Source material Start Marker

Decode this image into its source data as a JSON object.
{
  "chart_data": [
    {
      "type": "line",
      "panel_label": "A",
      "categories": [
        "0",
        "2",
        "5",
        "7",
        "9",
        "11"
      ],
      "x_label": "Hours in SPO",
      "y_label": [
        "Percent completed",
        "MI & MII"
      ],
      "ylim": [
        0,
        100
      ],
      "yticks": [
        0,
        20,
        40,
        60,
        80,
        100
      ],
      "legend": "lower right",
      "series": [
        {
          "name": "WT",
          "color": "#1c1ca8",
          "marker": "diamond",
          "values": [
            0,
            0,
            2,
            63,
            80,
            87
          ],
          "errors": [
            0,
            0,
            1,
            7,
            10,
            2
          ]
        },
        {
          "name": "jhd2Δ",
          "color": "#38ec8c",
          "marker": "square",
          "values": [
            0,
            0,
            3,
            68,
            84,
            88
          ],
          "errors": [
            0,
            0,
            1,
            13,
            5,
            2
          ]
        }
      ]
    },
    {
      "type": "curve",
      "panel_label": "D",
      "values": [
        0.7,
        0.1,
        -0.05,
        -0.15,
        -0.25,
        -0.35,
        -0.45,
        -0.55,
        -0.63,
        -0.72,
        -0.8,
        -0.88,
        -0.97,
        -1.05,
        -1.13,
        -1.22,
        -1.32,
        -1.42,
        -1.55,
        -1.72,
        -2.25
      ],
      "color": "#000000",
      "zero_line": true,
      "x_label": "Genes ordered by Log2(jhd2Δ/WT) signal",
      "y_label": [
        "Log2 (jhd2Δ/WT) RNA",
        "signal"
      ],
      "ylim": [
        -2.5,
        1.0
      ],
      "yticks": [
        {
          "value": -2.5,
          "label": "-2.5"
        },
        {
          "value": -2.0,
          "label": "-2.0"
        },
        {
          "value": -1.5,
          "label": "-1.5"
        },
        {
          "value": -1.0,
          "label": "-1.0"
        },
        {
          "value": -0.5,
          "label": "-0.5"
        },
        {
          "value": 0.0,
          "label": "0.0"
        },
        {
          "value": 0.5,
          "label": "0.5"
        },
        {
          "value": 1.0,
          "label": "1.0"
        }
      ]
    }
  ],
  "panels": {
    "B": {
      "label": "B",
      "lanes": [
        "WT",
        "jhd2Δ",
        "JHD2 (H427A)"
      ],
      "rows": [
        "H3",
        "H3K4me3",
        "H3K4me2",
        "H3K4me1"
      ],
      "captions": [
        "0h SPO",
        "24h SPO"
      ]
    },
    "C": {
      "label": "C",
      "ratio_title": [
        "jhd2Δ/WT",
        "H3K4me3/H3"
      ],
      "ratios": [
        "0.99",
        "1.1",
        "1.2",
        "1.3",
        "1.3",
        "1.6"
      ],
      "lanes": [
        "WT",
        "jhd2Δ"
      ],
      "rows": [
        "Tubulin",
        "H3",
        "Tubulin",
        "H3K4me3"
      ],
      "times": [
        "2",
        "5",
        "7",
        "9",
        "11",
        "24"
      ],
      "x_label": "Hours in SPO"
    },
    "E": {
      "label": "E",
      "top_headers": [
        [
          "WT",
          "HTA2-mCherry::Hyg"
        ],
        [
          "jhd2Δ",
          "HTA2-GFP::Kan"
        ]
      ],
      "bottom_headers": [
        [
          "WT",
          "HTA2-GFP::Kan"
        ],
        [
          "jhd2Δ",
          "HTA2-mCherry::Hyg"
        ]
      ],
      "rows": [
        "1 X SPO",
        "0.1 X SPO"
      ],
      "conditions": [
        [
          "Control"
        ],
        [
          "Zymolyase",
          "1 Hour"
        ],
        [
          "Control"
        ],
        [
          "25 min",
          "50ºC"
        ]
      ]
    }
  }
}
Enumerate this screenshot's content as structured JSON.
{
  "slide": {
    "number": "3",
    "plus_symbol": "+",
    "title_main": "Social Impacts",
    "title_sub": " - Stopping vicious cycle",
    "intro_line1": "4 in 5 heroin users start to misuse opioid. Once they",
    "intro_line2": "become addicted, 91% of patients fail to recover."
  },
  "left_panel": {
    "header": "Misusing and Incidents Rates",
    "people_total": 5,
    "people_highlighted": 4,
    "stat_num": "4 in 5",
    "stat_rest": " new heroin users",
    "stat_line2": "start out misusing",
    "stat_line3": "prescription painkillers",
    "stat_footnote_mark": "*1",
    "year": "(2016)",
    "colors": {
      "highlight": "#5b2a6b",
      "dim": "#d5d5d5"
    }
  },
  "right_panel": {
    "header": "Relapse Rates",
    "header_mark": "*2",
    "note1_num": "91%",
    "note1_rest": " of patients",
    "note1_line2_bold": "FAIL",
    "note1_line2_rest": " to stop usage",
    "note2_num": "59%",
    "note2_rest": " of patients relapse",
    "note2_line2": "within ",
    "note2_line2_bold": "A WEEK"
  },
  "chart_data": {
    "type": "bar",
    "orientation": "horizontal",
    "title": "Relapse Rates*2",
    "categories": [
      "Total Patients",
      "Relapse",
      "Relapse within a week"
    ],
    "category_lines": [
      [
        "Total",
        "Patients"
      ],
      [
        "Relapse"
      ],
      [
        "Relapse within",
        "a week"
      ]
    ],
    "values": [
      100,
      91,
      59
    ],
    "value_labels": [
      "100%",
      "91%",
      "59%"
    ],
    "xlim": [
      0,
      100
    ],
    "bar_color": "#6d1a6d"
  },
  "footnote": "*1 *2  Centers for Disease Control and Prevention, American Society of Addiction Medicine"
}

Source material End Marker

Work task>
Reproduce exactly the lines from the one containing "Enumerate this screenshot's" through the last line of the records, both included, and nothing else.

Response to the exercise>
Enumerate this screenshot's content as structured JSON.
{
  "slide": {
    "number": "3",
    "plus_symbol": "+",
    "title_main": "Social Impacts",
    "title_sub": " - Stopping vicious cycle",
    "intro_line1": "4 in 5 heroin users start to misuse opioid. Once they",
    "intro_line2": "become addicted, 91% of patients fail to recover."
  },
  "left_panel": {
    "header": "Misusing and Incidents Rates",
    "people_total": 5,
    "people_highlighted": 4,
    "stat_num": "4 in 5",
    "stat_rest": " new heroin users",
    "stat_line2": "start out misusing",
    "stat_line3": "prescription painkillers",
    "stat_footnote_mark": "*1",
    "year": "(2016)",
    "colors": {
      "highlight": "#5b2a6b",
      "dim": "#d5d5d5"
    }
  },
  "right_panel": {
    "header": "Relapse Rates",
    "header_mark": "*2",
    "note1_num": "91%",
    "note1_rest": " of patients",
    "note1_line2_bold": "FAIL",
    "note1_line2_rest": " to stop usage",
    "note2_num": "59%",
    "note2_rest": " of patients relapse",
    "note2_line2": "within ",
    "note2_line2_bold": "A WEEK"
  },
  "chart_data": {
    "type": "bar",
    "orientation": "horizontal",
    "title": "Relapse Rates*2",
    "categories": [
      "Total Patients",
      "Relapse",
      "Relapse within a week"
    ],
    "category_lines": [
      [
        "Total",
        "Patients"
      ],
      [
        "Relapse"
      ],
      [
        "Relapse within",
        "a week"
      ]
    ],
    "values": [
      100,
      91,
      59
    ],
    "value_labels": [
      "100%",
      "91%",
      "59%"
    ],
    "xlim": [
      0,
      100
    ],
    "bar_color": "#6d1a6d"
  },
  "footnote": "*1 *2  Centers for Disease Control and Prevention, American Society of Addiction Medicine"
}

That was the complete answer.